-------- Material for this exercise --------

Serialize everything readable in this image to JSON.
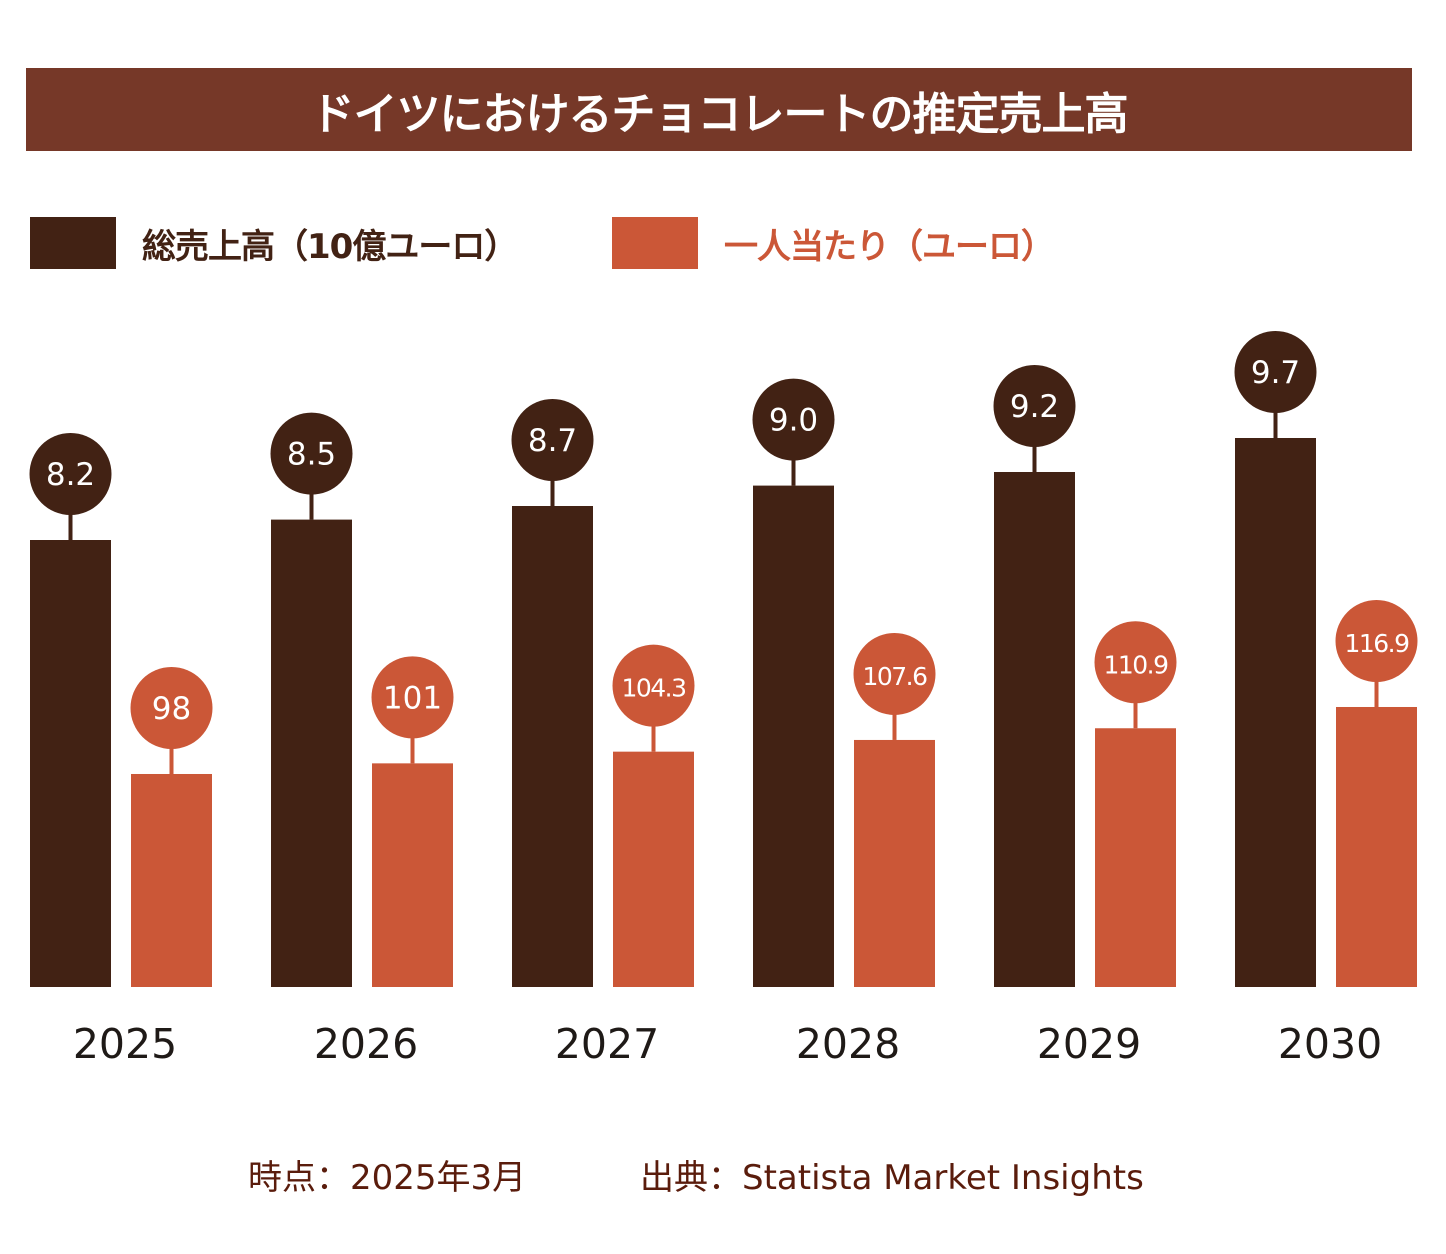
{
  "chart_data": {
    "type": "bar",
    "title": "ドイツにおけるチョコレートの推定売上高",
    "categories": [
      "2025",
      "2026",
      "2027",
      "2028",
      "2029",
      "2030"
    ],
    "series": [
      {
        "name": "総売上高（10億ユーロ）",
        "color": "#422214",
        "values": [
          8.2,
          8.5,
          8.7,
          9.0,
          9.2,
          9.7
        ],
        "labels": [
          "8.2",
          "8.5",
          "8.7",
          "9.0",
          "9.2",
          "9.7"
        ]
      },
      {
        "name": "一人当たり（ユーロ）",
        "color": "#cb5737",
        "values": [
          98,
          101,
          104.3,
          107.6,
          110.9,
          116.9
        ],
        "labels": [
          "98",
          "101",
          "104.3",
          "107.6",
          "110.9",
          "116.9"
        ]
      }
    ],
    "legend_position": "top-left",
    "grid": false
  },
  "footer": {
    "date": "時点：2025年3月",
    "source": "出典：Statista Market Insights"
  },
  "colors": {
    "title_bg": "#763828",
    "footer_text": "#5a1c0c"
  }
}
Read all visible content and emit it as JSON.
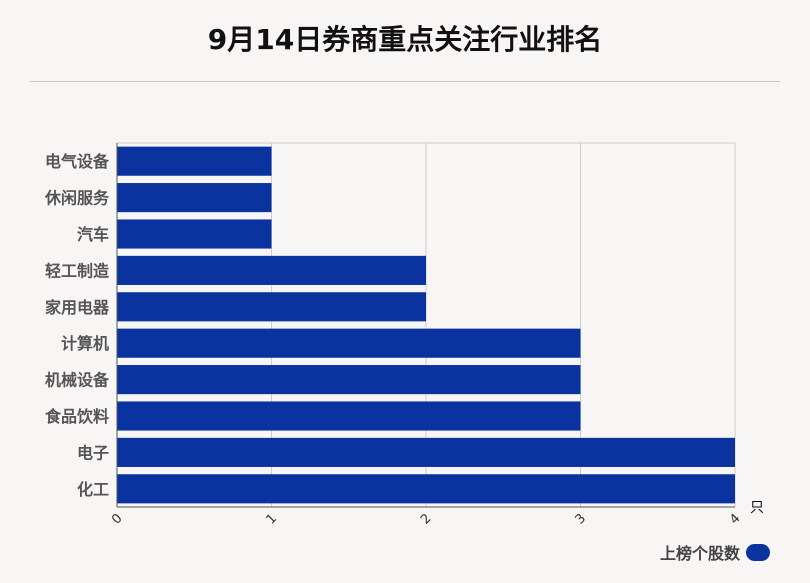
{
  "colors": {
    "bar": "#0b33a0",
    "grid": "#cfcccc",
    "axis": "#555555",
    "category_label": "#555555"
  },
  "chart_data": {
    "type": "bar",
    "orientation": "horizontal",
    "title": "9月14日券商重点关注行业排名",
    "categories": [
      "电气设备",
      "休闲服务",
      "汽车",
      "轻工制造",
      "家用电器",
      "计算机",
      "机械设备",
      "食品饮料",
      "电子",
      "化工"
    ],
    "series": [
      {
        "name": "上榜个股数",
        "values": [
          1,
          1,
          1,
          2,
          2,
          3,
          3,
          3,
          4,
          4
        ]
      }
    ],
    "x_ticks": [
      "0",
      "1",
      "2",
      "3",
      "4"
    ],
    "xlim": [
      0,
      4
    ],
    "x_unit": "只",
    "grid": true,
    "legend_position": "bottom-right"
  }
}
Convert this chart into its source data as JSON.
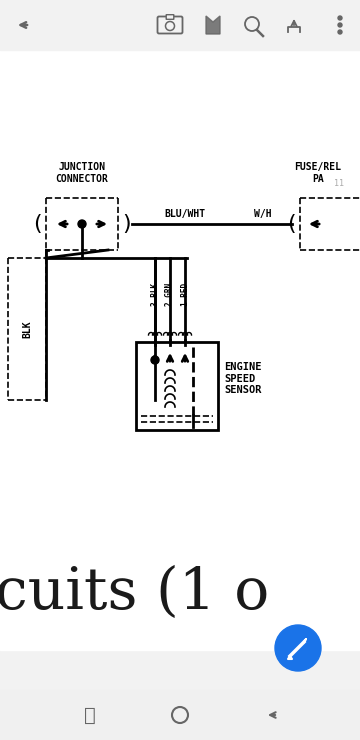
{
  "bg_color": "#f2f2f2",
  "white": "#ffffff",
  "line_color": "#000000",
  "gray_icon": "#666666",
  "toolbar_bg": "#f2f2f2",
  "junction_label1": "JUNCTION",
  "junction_label2": "CONNECTOR",
  "fuse_label1": "FUSE/REL",
  "fuse_label2": "PA",
  "fuse_num": "11",
  "wire_label1": "BLU/WHT",
  "wire_label2": "W/H",
  "pin3_label": "3 BLK",
  "pin2_label": "2 GRN",
  "pin1_label": "1 RED",
  "blk_label": "BLK",
  "sensor_label": "ENGINE\nSPEED\nSENSOR",
  "bottom_text": "cuits (1 o",
  "blue_btn_color": "#1a73e8",
  "nav_bar_color": "#f0f0f0",
  "lw": 2.0,
  "lw_thin": 1.2
}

--------

_Exercise description_
Retype all entries exactly as they appear, dropping the images.

_Response_
Serialize everything readable in this image to JSON.
{
  "chart_data": {
    "type": "bar",
    "title": "ドイツにおけるチョコレートの推定売上高",
    "categories": [
      "2025",
      "2026",
      "2027",
      "2028",
      "2029",
      "2030"
    ],
    "series": [
      {
        "name": "総売上高（10億ユーロ）",
        "color": "#422214",
        "values": [
          8.2,
          8.5,
          8.7,
          9.0,
          9.2,
          9.7
        ],
        "labels": [
          "8.2",
          "8.5",
          "8.7",
          "9.0",
          "9.2",
          "9.7"
        ]
      },
      {
        "name": "一人当たり（ユーロ）",
        "color": "#cb5737",
        "values": [
          98,
          101,
          104.3,
          107.6,
          110.9,
          116.9
        ],
        "labels": [
          "98",
          "101",
          "104.3",
          "107.6",
          "110.9",
          "116.9"
        ]
      }
    ],
    "legend_position": "top-left",
    "grid": false
  },
  "footer": {
    "date": "時点：2025年3月",
    "source": "出典：Statista Market Insights"
  },
  "colors": {
    "title_bg": "#763828",
    "footer_text": "#5a1c0c"
  }
}
Read all visible content and emit it as JSON.
{
  "colors": {
    "bar": "#0b33a0",
    "grid": "#cfcccc",
    "axis": "#555555",
    "category_label": "#555555"
  },
  "chart_data": {
    "type": "bar",
    "orientation": "horizontal",
    "title": "9月14日券商重点关注行业排名",
    "categories": [
      "电气设备",
      "休闲服务",
      "汽车",
      "轻工制造",
      "家用电器",
      "计算机",
      "机械设备",
      "食品饮料",
      "电子",
      "化工"
    ],
    "series": [
      {
        "name": "上榜个股数",
        "values": [
          1,
          1,
          1,
          2,
          2,
          3,
          3,
          3,
          4,
          4
        ]
      }
    ],
    "x_ticks": [
      "0",
      "1",
      "2",
      "3",
      "4"
    ],
    "xlim": [
      0,
      4
    ],
    "x_unit": "只",
    "grid": true,
    "legend_position": "bottom-right"
  }
}
Convert this chart into its source data as JSON.
{
  "bg_color": "#f2f2f2",
  "white": "#ffffff",
  "line_color": "#000000",
  "gray_icon": "#666666",
  "toolbar_bg": "#f2f2f2",
  "junction_label1": "JUNCTION",
  "junction_label2": "CONNECTOR",
  "fuse_label1": "FUSE/REL",
  "fuse_label2": "PA",
  "fuse_num": "11",
  "wire_label1": "BLU/WHT",
  "wire_label2": "W/H",
  "pin3_label": "3 BLK",
  "pin2_label": "2 GRN",
  "pin1_label": "1 RED",
  "blk_label": "BLK",
  "sensor_label": "ENGINE\nSPEED\nSENSOR",
  "bottom_text": "cuits (1 o",
  "blue_btn_color": "#1a73e8",
  "nav_bar_color": "#f0f0f0",
  "lw": 2.0,
  "lw_thin": 1.2
}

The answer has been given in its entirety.